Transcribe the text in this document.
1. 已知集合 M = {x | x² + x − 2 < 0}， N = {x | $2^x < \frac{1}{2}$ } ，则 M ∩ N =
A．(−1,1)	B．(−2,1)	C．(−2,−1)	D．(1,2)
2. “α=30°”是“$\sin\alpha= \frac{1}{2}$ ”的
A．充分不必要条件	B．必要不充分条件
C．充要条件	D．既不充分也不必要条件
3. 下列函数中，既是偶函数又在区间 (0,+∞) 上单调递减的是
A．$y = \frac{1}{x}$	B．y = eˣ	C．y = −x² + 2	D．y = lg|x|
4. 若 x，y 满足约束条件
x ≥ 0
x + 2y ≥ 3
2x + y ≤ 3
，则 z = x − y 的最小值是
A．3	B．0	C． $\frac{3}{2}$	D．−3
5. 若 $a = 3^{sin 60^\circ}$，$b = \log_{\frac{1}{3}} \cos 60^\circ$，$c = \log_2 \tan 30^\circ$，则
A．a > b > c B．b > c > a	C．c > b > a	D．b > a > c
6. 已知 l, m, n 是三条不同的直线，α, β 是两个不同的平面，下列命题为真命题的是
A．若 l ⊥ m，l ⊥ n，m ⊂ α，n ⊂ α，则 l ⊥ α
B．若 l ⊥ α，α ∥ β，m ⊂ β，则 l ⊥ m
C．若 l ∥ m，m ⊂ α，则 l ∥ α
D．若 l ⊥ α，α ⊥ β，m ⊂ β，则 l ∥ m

Problem details:
All of the material above needs to be retyped word for word.

Response to the task:
Transcribe the text in this document.
1. 已知集合 M = {x | x² + x − 2 < 0}， N = {x | $2^x < \frac{1}{2}$ } ，则 M ∩ N =
A．(−1,1)	B．(−2,1)	C．(−2,−1)	D．(1,2)
2. “α=30°”是“$\sin\alpha= \frac{1}{2}$ ”的
A．充分不必要条件	B．必要不充分条件
C．充要条件	D．既不充分也不必要条件
3. 下列函数中，既是偶函数又在区间 (0,+∞) 上单调递减的是
A．$y = \frac{1}{x}$	B．y = eˣ	C．y = −x² + 2	D．y = lg|x|
4. 若 x，y 满足约束条件
x ≥ 0
x + 2y ≥ 3
2x + y ≤ 3
，则 z = x − y 的最小值是
A．3	B．0	C． $\frac{3}{2}$	D．−3
5. 若 $a = 3^{sin 60^\circ}$，$b = \log_{\frac{1}{3}} \cos 60^\circ$，$c = \log_2 \tan 30^\circ$，则
A．a > b > c B．b > c > a	C．c > b > a	D．b > a > c
6. 已知 l, m, n 是三条不同的直线，α, β 是两个不同的平面，下列命题为真命题的是
A．若 l ⊥ m，l ⊥ n，m ⊂ α，n ⊂ α，则 l ⊥ α
B．若 l ⊥ α，α ∥ β，m ⊂ β，则 l ⊥ m
C．若 l ∥ m，m ⊂ α，则 l ∥ α
D．若 l ⊥ α，α ⊥ β，m ⊂ β，则 l ∥ m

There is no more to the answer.